A block of data
>>
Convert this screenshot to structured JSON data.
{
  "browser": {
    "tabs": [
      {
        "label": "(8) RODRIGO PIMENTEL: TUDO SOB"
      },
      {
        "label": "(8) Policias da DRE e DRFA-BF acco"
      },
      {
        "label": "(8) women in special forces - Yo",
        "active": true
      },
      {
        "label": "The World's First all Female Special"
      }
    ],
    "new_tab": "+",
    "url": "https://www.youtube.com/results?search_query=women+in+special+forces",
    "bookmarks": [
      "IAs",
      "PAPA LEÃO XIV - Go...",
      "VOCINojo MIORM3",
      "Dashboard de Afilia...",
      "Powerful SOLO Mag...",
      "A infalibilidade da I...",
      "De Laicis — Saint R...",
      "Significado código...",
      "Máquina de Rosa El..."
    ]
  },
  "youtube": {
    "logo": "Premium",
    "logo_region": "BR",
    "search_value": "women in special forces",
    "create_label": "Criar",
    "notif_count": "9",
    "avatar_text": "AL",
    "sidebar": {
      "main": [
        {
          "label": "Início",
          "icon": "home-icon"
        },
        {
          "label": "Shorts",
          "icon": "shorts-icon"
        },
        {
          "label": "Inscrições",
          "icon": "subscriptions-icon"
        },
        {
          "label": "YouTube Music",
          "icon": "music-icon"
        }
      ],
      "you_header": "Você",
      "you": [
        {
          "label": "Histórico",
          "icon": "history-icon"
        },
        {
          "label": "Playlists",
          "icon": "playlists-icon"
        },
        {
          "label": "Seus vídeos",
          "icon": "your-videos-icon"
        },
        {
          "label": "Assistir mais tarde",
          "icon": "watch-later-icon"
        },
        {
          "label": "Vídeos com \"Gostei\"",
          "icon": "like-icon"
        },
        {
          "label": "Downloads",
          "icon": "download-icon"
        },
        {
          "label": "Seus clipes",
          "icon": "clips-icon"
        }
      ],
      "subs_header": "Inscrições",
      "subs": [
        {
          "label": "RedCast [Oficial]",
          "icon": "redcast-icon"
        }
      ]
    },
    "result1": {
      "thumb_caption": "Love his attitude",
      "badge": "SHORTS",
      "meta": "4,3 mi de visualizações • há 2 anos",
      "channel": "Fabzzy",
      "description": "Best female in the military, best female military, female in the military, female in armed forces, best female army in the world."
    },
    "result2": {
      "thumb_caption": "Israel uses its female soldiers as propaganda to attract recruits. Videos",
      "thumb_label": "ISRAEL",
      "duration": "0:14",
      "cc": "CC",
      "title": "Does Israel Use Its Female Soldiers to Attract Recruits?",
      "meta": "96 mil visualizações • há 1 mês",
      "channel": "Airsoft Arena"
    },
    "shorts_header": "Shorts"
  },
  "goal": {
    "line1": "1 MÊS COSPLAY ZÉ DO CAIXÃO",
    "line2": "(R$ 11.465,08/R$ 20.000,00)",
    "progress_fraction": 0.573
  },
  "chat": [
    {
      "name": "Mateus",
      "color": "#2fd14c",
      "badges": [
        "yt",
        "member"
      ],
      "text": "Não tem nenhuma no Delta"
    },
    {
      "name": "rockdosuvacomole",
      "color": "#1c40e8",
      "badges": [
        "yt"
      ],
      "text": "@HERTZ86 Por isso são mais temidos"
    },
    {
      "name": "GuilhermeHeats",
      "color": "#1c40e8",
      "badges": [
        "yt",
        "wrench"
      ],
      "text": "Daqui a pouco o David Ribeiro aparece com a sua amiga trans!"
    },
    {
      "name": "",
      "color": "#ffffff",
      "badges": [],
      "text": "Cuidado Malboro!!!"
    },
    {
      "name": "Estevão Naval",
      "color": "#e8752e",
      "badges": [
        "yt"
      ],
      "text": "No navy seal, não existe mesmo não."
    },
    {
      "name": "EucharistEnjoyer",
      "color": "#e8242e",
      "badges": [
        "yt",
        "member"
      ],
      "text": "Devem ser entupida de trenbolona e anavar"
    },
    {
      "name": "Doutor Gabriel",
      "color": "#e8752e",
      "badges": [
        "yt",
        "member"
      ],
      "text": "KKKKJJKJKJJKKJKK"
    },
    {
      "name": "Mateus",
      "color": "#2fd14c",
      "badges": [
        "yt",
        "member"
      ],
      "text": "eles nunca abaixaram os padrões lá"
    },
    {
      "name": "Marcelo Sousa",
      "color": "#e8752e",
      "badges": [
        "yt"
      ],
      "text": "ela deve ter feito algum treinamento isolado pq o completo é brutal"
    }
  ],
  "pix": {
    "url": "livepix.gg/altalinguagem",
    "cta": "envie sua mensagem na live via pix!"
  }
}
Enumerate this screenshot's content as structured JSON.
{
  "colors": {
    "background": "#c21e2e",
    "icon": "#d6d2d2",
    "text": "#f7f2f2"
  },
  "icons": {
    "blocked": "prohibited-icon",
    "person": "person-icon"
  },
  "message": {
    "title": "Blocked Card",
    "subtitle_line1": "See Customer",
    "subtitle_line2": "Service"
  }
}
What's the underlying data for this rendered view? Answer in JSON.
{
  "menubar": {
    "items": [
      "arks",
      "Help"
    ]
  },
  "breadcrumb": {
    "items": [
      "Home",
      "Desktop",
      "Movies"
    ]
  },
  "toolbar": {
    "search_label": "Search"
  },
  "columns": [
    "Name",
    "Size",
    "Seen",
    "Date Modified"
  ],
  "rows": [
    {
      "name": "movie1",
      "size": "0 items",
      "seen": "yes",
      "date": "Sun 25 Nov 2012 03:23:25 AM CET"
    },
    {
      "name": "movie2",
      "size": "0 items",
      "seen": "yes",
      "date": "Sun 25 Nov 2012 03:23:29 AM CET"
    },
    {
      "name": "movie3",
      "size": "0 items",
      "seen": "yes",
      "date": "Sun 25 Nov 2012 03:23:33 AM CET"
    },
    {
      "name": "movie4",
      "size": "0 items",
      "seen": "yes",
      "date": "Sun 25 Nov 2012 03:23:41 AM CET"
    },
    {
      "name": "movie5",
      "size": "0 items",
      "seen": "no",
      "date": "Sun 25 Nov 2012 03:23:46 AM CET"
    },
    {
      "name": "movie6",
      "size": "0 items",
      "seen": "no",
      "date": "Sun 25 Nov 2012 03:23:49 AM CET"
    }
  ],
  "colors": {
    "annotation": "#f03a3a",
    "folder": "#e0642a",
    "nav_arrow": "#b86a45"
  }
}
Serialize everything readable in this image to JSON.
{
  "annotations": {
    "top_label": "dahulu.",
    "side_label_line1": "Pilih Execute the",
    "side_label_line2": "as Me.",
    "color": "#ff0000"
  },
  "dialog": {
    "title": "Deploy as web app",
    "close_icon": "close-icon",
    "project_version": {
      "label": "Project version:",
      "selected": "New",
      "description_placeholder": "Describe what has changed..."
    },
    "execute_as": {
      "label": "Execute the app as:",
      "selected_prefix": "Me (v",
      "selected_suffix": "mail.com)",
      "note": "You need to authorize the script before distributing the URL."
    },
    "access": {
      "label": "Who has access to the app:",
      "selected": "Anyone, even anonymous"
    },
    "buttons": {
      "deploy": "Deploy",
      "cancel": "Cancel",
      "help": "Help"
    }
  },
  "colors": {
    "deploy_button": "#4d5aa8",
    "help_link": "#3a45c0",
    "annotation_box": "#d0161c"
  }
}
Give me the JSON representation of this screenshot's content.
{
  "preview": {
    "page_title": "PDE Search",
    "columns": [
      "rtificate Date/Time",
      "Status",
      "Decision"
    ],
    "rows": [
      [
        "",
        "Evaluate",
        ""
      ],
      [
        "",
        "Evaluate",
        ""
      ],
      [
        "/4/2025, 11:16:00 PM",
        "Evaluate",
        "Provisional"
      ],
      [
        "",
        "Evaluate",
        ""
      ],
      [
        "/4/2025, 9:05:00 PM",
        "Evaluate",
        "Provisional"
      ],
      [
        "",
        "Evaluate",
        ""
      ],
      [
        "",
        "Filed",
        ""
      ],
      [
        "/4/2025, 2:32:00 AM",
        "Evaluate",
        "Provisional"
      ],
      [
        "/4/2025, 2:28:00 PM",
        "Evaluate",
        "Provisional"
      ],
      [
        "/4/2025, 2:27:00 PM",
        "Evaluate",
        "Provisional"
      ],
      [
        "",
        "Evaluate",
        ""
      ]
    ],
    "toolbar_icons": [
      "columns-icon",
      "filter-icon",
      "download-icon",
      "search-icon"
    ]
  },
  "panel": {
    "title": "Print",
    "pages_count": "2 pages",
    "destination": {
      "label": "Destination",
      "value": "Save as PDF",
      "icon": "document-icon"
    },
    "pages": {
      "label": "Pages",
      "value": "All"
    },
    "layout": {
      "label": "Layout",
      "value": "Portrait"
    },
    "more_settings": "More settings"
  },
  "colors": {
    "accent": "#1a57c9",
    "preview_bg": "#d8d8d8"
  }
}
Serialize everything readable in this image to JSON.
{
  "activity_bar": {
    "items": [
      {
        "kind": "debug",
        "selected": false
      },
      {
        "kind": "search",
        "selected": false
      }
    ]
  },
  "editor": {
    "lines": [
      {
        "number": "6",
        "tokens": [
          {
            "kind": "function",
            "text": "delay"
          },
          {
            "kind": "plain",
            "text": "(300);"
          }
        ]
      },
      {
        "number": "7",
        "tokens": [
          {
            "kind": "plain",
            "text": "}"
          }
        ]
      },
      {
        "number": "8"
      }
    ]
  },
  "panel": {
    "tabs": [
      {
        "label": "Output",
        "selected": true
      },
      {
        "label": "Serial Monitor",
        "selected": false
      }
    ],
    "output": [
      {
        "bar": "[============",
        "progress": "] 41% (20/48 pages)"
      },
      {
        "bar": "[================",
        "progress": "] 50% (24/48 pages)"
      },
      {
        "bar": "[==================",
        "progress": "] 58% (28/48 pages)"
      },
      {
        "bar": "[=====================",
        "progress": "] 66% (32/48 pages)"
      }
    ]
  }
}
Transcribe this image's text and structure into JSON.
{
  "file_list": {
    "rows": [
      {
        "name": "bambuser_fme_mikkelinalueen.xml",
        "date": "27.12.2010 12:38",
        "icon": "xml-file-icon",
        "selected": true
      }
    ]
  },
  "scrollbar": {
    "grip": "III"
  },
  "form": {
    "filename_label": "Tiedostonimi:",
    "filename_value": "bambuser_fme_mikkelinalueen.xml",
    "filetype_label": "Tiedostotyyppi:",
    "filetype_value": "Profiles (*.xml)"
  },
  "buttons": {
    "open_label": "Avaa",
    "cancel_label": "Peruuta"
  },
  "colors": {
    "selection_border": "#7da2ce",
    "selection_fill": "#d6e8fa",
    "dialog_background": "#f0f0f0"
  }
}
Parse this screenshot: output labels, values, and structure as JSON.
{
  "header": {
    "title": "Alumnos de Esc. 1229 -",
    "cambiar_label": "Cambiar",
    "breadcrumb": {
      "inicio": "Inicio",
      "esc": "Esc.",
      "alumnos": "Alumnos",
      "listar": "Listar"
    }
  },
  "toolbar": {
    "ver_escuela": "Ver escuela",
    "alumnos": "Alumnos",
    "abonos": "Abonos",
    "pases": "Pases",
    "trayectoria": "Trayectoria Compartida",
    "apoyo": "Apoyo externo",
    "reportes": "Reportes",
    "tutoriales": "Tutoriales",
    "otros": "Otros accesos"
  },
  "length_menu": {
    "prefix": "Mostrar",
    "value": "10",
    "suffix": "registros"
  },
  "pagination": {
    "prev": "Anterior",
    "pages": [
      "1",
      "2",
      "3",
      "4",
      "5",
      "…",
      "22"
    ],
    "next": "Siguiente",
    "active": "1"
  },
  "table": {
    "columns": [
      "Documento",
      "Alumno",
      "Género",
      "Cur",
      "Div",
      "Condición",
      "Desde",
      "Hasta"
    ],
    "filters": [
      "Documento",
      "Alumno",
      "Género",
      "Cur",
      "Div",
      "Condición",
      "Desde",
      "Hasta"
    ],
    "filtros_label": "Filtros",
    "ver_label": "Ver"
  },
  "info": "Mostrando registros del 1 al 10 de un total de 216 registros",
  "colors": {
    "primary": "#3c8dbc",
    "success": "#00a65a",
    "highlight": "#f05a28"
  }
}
<<
• Problem statement: Only the count is wanted: report how many lines of the material above hold the word "content".

• Correct answer: 2